#### Exercise aim:
Below are the records. List every line holding the word "square".
══════════════════════════════
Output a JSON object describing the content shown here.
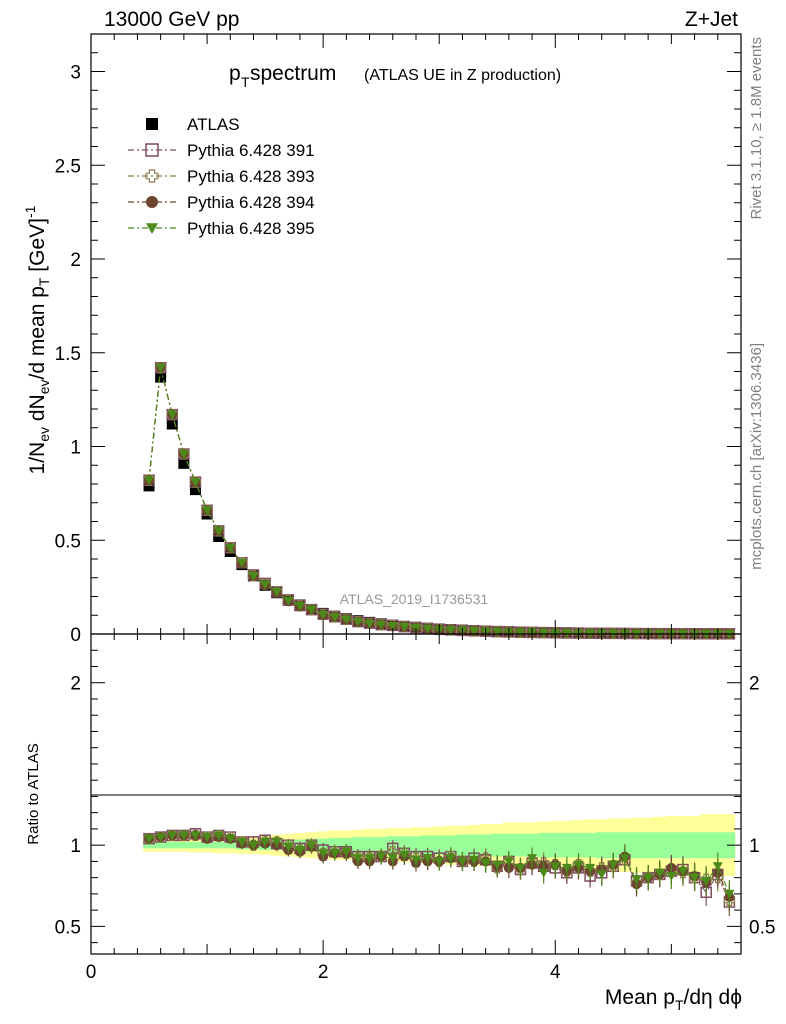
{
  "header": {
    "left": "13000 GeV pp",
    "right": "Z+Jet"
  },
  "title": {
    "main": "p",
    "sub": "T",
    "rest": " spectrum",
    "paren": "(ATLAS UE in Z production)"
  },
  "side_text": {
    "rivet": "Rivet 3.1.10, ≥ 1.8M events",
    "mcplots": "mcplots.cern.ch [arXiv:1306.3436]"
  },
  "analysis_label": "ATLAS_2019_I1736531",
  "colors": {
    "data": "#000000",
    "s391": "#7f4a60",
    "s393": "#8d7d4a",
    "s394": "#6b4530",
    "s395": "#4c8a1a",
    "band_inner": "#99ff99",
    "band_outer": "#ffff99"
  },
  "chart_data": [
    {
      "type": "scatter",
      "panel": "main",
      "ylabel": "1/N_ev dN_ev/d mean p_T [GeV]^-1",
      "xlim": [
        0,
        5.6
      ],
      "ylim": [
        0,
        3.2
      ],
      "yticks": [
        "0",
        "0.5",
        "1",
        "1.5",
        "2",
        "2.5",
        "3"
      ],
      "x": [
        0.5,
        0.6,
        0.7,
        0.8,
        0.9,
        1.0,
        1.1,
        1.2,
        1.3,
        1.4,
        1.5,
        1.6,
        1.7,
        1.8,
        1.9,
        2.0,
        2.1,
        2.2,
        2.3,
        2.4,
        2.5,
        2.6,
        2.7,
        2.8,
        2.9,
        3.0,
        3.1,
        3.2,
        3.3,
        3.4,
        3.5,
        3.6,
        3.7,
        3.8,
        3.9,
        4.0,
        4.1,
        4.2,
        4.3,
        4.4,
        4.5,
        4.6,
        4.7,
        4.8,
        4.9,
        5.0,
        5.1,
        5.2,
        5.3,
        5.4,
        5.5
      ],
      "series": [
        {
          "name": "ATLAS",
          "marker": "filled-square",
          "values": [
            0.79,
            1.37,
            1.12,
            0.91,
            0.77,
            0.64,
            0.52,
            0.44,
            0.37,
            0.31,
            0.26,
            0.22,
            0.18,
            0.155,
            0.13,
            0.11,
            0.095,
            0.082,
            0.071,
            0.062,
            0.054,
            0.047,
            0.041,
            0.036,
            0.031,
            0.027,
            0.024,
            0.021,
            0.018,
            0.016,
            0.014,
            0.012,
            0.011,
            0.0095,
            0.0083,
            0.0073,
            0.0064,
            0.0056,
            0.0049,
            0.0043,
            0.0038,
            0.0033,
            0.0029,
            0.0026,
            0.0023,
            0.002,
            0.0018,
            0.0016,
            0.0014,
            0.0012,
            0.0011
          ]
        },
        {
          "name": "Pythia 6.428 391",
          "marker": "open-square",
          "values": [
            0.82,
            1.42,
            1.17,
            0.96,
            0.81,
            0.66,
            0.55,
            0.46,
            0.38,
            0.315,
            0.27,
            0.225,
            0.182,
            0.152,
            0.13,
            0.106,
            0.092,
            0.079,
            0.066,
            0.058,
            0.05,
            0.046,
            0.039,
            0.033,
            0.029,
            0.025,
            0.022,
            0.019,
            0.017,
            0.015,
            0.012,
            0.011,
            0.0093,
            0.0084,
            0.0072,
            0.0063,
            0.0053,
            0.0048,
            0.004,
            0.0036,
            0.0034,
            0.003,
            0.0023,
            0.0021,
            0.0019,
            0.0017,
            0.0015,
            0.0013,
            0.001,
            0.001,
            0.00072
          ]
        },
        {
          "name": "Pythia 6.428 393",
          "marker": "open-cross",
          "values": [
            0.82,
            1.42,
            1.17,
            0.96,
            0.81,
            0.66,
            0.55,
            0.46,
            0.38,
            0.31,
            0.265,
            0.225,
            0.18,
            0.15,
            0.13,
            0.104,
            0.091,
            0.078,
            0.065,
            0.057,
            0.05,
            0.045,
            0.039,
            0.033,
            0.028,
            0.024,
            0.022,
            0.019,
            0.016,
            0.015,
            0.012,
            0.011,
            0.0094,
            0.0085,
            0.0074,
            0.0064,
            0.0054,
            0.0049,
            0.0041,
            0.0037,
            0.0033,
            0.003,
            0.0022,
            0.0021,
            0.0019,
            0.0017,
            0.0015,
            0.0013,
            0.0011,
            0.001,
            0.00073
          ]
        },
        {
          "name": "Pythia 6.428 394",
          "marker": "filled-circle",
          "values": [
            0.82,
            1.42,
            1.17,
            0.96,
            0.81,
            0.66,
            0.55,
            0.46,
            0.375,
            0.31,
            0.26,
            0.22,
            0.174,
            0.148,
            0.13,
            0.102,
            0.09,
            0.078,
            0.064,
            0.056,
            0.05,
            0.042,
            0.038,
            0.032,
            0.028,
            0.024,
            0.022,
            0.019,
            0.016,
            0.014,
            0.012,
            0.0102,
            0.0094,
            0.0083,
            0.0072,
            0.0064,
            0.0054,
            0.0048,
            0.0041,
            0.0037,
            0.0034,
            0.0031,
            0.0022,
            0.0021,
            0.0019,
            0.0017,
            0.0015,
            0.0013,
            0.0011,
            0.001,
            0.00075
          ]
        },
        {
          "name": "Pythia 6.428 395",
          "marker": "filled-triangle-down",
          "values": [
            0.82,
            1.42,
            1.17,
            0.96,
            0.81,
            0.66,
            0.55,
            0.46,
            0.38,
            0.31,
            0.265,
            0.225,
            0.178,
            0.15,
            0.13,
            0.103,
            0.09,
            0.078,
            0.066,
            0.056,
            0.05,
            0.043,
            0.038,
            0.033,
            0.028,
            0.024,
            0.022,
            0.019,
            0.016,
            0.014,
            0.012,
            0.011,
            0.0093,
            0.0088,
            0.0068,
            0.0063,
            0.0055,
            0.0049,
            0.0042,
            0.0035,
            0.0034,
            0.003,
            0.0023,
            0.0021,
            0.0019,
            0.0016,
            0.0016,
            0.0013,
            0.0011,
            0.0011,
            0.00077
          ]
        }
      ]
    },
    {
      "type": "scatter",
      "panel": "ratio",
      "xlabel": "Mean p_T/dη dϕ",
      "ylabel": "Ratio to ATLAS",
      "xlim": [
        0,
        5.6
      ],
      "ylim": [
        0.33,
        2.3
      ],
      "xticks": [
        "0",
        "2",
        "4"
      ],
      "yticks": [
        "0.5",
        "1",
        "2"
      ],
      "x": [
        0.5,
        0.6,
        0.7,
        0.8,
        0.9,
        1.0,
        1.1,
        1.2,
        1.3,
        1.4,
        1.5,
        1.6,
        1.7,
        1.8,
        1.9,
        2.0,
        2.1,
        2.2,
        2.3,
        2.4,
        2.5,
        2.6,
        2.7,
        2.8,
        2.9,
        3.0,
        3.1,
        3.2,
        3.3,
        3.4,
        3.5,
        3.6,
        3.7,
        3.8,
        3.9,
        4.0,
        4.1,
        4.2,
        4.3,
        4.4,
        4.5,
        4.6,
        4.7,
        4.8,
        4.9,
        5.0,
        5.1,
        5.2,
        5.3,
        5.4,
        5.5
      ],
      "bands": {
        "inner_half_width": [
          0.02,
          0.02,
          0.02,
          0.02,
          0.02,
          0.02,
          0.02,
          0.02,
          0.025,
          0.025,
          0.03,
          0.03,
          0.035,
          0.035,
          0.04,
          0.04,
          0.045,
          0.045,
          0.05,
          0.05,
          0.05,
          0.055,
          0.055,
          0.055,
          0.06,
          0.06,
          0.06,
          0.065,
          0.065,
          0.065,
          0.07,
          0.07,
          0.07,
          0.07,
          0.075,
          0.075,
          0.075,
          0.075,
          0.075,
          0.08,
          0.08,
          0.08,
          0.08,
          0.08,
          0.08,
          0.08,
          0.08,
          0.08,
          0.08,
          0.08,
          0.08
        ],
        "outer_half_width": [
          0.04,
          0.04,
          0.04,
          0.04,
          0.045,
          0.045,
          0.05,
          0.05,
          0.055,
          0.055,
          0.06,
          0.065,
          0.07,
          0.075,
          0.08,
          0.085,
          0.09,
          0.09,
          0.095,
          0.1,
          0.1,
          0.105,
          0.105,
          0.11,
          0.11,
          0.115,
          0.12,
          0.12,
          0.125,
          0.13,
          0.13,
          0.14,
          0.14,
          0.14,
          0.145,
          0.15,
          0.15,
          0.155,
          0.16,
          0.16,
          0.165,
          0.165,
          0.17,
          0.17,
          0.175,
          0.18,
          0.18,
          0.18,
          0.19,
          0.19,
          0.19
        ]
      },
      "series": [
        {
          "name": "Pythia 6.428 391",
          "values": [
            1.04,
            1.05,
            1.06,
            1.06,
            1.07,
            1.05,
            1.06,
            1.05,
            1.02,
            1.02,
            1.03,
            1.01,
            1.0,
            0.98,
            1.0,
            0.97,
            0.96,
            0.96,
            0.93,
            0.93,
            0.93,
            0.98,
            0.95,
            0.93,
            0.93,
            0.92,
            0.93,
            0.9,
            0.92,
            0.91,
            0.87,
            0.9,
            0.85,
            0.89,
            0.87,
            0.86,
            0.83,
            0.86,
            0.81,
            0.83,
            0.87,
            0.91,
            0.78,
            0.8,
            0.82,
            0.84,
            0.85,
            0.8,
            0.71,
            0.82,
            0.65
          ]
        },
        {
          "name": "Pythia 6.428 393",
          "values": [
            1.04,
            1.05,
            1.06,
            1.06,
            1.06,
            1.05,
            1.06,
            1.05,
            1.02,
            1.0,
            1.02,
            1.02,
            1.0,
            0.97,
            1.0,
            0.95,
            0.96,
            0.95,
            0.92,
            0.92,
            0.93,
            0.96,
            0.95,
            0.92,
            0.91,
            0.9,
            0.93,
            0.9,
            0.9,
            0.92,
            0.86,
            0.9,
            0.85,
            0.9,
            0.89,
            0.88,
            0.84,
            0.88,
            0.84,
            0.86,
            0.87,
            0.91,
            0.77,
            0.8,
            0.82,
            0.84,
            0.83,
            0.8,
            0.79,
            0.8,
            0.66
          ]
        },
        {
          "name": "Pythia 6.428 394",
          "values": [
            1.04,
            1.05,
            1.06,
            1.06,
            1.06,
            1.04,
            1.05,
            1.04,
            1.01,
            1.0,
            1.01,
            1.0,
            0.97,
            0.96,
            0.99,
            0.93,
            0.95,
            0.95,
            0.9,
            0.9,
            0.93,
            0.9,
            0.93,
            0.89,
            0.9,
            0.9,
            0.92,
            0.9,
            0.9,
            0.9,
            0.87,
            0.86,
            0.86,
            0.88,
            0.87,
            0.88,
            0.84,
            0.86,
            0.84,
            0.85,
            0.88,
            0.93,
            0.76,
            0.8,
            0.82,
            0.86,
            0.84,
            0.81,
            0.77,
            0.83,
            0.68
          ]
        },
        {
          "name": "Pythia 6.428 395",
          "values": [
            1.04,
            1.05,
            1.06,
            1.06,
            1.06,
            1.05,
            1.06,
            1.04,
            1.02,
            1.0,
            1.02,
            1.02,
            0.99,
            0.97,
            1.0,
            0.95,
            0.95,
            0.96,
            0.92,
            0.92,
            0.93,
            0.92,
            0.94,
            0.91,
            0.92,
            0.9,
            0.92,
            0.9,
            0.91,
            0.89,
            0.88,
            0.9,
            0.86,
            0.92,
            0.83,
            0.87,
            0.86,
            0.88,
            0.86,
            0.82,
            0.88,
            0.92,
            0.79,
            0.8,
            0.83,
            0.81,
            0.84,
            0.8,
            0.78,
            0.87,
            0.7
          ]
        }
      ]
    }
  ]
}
══════════════════════════════
#### Response to this task:
          "marker": "filled-square",
          "marker": "open-square",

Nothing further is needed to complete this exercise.